▶ _What to do_
Pick out each line in these entries that contains the string "xlabel".

------ Working data ------

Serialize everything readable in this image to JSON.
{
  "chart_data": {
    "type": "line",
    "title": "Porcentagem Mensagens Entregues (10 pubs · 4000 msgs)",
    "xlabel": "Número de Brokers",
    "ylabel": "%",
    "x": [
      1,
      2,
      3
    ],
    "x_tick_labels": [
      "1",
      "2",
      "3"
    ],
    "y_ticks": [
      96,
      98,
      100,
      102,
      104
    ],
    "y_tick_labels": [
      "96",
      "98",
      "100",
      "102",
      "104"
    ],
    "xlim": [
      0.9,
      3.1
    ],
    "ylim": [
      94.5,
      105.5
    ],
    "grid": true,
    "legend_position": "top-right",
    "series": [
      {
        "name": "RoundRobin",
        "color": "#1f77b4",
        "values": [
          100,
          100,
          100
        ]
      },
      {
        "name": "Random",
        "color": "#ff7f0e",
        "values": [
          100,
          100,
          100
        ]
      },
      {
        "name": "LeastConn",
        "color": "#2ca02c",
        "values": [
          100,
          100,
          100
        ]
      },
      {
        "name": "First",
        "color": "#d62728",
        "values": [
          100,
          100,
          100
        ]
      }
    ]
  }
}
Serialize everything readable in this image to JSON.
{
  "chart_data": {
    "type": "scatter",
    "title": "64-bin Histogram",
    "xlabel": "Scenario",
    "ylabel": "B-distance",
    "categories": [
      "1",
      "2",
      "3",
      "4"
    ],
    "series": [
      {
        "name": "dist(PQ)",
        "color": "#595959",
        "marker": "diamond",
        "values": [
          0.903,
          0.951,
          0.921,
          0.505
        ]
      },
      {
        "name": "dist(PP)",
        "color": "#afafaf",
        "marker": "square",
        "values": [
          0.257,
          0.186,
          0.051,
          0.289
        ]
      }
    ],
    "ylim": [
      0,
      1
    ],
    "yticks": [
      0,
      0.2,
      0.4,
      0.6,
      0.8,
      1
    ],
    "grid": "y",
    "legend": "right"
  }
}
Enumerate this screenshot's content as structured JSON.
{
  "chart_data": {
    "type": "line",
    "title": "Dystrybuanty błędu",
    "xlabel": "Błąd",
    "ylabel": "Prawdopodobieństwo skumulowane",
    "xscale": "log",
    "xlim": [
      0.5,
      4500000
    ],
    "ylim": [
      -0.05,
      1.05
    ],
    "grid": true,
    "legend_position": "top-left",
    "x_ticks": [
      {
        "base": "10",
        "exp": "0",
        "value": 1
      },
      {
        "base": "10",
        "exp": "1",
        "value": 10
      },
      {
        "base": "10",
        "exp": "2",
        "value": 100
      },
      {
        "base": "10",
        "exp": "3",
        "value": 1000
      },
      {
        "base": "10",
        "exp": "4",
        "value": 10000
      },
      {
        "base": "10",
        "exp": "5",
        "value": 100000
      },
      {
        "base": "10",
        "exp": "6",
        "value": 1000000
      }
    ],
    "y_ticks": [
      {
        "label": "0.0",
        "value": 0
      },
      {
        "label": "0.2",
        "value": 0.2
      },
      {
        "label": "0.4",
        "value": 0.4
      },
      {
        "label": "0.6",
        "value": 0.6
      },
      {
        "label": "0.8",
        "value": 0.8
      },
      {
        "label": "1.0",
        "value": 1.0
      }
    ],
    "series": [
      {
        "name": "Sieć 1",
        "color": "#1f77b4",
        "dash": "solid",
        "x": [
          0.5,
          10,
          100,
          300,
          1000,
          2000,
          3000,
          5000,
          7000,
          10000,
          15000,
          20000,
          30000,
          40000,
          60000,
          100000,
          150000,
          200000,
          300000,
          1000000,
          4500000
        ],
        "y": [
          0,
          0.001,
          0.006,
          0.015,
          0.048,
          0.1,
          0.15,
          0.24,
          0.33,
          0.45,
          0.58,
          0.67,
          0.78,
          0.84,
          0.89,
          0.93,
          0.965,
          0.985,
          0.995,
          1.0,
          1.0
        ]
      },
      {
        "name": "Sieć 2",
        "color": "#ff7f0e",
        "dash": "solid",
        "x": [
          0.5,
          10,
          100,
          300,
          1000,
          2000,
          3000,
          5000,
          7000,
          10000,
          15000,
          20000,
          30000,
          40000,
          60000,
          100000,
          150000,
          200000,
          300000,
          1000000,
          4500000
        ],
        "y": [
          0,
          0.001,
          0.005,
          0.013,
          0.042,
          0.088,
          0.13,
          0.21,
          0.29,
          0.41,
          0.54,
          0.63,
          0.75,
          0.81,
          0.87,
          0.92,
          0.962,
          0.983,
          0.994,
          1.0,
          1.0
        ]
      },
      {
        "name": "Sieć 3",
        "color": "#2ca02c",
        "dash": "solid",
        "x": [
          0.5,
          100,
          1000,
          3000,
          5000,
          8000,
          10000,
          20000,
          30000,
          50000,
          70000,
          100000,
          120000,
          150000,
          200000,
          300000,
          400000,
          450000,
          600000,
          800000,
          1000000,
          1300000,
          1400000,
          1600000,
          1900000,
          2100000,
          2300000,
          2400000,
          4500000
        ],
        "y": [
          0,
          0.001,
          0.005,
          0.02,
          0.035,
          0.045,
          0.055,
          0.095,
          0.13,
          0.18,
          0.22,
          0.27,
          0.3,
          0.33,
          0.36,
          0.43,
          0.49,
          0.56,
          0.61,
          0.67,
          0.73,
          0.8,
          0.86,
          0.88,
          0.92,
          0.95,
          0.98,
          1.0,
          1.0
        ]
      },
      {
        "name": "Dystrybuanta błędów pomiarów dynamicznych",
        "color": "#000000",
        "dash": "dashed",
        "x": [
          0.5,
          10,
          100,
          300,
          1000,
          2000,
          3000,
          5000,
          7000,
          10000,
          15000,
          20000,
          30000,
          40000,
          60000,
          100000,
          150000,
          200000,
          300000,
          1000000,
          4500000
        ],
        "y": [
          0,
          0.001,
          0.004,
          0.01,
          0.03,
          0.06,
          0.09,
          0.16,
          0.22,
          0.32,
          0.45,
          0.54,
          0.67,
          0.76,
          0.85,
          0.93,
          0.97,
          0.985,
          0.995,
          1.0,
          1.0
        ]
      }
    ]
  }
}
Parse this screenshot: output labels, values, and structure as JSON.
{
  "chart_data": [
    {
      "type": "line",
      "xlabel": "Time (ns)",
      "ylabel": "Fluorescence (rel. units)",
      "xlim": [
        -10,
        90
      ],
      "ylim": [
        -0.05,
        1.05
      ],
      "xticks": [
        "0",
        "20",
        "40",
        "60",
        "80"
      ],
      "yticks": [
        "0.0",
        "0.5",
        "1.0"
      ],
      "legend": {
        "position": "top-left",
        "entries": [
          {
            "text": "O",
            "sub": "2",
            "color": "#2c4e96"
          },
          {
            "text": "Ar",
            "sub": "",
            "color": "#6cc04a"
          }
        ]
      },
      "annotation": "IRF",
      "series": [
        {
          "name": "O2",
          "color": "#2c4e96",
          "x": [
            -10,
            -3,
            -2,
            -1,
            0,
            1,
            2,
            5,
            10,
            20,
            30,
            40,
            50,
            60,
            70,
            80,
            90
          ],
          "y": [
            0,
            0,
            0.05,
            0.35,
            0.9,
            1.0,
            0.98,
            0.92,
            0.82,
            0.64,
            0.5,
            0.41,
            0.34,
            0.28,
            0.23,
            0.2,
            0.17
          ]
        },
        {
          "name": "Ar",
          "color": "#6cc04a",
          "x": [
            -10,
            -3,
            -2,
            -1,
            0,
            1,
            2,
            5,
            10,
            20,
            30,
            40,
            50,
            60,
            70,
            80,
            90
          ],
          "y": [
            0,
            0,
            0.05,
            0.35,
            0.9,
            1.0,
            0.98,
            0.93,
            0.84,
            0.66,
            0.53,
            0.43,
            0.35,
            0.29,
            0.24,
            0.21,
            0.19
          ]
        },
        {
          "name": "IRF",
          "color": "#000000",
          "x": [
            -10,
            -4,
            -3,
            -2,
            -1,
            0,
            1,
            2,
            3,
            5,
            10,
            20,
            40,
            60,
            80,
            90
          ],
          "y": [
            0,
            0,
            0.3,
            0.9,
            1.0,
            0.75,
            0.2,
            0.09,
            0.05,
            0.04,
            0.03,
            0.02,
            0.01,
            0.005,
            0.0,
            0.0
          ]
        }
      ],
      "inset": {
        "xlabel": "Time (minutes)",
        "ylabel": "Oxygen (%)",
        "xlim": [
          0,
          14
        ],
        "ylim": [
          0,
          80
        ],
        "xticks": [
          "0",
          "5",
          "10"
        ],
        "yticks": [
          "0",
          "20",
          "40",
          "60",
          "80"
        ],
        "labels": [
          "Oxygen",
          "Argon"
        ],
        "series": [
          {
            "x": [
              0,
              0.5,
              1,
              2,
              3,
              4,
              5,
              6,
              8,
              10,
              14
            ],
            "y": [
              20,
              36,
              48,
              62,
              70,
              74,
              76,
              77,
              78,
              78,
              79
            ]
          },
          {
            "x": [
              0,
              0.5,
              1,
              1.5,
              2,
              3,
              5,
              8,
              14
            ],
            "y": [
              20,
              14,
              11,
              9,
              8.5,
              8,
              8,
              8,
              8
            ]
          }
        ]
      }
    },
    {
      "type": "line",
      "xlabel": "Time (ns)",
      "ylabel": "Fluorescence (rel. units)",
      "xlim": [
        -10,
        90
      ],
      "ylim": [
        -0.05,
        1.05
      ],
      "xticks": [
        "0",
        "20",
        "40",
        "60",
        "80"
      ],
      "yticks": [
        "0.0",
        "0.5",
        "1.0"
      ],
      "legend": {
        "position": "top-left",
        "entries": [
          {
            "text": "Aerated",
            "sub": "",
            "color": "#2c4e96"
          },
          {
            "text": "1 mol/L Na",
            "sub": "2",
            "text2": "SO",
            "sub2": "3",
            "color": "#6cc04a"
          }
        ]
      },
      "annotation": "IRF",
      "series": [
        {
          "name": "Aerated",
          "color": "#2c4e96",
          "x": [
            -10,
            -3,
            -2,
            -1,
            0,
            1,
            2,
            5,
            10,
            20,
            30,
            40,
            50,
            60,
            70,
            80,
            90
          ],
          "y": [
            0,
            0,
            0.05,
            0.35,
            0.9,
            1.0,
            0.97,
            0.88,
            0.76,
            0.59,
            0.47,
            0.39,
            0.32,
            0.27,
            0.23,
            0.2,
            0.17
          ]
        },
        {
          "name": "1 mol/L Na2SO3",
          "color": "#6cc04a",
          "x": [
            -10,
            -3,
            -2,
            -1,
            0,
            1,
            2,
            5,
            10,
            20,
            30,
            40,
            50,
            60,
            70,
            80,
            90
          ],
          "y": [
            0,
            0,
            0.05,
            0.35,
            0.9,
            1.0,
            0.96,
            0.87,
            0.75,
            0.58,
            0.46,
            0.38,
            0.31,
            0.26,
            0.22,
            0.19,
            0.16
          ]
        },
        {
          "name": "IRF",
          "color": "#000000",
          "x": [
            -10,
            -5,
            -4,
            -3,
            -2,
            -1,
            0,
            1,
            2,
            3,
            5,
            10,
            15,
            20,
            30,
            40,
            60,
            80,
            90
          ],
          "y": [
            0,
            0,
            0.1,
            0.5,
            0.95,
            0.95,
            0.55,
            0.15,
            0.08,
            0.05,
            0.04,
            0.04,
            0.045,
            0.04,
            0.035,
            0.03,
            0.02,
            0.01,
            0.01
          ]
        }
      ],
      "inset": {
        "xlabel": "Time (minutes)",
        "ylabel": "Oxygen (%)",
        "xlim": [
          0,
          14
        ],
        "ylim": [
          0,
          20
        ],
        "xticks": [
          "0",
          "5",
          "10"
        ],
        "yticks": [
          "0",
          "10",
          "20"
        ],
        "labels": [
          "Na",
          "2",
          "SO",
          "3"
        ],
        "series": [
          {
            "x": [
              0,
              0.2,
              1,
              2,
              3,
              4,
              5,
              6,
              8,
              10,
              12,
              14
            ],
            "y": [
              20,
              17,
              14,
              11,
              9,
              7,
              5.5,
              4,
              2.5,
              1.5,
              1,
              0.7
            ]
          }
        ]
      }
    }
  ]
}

------

▶ _Written answer_
    "xlabel": "Número de Brokers",
    "xlabel": "Scenario",
    "xlabel": "Błąd",
      "xlabel": "Time (ns)",
        "xlabel": "Time (minutes)",
      "xlabel": "Time (ns)",
        "xlabel": "Time (minutes)",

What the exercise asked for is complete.